• [Description of the task] Reproduce exactly the lines from the one containing "What's the underlying" through the last line of the records below, both included, and nothing else.

====== Material to process ======

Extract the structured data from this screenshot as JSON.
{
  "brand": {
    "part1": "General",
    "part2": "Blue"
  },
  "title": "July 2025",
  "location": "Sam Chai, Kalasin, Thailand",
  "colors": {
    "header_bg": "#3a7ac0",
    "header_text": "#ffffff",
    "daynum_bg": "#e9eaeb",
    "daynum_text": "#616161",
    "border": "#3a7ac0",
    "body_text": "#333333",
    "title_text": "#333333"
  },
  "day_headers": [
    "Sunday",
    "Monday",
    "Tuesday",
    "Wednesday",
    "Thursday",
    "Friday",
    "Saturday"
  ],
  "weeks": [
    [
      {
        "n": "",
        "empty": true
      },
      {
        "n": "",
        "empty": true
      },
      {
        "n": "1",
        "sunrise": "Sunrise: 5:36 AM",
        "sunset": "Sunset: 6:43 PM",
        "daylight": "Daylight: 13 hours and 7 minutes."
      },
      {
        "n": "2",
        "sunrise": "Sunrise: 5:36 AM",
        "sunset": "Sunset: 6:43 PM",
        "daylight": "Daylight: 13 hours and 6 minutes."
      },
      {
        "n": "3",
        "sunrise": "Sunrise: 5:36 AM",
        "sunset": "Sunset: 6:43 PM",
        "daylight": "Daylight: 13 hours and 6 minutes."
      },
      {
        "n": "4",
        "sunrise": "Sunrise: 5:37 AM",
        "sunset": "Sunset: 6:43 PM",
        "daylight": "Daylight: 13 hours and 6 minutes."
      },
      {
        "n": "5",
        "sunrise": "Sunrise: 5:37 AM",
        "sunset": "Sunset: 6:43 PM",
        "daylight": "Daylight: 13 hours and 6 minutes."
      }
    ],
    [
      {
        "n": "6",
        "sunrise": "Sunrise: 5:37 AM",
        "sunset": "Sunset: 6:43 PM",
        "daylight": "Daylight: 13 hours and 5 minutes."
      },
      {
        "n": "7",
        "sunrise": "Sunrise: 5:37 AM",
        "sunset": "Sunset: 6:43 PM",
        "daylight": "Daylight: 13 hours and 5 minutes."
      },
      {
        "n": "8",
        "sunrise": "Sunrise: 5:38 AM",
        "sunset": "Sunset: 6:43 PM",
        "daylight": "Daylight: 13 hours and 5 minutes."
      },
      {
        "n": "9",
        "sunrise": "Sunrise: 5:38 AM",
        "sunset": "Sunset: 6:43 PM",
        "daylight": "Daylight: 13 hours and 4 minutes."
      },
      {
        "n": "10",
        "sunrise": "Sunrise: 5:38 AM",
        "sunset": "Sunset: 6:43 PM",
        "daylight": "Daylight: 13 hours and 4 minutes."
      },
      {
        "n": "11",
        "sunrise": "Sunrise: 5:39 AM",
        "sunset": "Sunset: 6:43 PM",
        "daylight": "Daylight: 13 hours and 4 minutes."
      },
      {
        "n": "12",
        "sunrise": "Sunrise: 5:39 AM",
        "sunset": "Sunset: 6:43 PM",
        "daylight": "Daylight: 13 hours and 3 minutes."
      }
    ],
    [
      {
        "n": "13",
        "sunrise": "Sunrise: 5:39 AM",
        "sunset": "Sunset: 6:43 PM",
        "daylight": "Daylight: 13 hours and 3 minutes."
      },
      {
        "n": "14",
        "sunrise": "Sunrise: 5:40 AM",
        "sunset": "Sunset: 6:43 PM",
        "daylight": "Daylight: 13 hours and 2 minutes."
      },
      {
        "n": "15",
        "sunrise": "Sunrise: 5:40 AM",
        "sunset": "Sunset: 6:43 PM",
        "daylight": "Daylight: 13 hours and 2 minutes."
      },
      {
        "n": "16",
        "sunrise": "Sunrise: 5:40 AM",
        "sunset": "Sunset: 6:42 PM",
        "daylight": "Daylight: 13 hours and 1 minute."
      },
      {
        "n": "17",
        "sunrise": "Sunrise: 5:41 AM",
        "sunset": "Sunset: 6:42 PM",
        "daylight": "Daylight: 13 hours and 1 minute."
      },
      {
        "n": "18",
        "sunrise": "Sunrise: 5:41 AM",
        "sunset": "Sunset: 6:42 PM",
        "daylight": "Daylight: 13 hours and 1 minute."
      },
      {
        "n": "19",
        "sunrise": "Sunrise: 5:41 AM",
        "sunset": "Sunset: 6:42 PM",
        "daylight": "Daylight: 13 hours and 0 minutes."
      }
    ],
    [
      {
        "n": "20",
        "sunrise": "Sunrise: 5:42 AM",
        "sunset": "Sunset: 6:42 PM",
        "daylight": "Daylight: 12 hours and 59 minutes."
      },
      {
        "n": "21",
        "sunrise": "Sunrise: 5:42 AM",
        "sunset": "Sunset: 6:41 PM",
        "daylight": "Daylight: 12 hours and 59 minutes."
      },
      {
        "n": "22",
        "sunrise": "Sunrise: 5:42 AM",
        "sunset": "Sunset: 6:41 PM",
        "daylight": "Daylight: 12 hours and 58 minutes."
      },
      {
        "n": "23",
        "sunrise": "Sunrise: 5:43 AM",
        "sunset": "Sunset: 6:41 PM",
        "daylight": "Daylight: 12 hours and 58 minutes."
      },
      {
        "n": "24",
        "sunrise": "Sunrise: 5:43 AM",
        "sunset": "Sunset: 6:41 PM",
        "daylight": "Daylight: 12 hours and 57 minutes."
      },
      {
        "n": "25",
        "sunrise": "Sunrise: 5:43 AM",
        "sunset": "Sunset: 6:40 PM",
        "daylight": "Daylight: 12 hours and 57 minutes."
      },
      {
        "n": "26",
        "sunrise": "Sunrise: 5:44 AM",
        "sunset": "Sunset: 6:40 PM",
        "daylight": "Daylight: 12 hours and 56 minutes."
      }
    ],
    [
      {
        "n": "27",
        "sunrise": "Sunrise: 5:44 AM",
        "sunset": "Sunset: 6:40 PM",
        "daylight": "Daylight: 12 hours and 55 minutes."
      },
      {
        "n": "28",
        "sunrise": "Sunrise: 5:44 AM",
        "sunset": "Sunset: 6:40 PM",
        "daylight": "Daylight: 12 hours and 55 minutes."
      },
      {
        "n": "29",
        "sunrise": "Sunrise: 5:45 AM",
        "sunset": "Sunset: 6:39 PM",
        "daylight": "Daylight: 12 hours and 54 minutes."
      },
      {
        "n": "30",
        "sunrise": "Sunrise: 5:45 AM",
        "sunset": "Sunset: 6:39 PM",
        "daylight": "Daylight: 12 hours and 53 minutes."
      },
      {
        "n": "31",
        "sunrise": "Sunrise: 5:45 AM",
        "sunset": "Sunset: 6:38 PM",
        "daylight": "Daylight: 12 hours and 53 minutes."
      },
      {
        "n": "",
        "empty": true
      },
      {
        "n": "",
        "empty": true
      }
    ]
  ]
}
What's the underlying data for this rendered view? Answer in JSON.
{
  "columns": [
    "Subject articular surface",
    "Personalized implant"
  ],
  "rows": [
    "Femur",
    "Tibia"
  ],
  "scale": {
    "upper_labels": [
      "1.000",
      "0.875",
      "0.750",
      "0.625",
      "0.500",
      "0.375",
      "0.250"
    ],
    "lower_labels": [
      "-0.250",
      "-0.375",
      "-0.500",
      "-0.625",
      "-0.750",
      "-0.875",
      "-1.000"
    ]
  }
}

======

• [Response to the exercise]
What's the underlying data for this rendered view? Answer in JSON.
{
  "columns": [
    "Subject articular surface",
    "Personalized implant"
  ],
  "rows": [
    "Femur",
    "Tibia"
  ],
  "scale": {
    "upper_labels": [
      "1.000",
      "0.875",
      "0.750",
      "0.625",
      "0.500",
      "0.375",
      "0.250"
    ],
    "lower_labels": [
      "-0.250",
      "-0.375",
      "-0.500",
      "-0.625",
      "-0.750",
      "-0.875",
      "-1.000"
    ]
  }
}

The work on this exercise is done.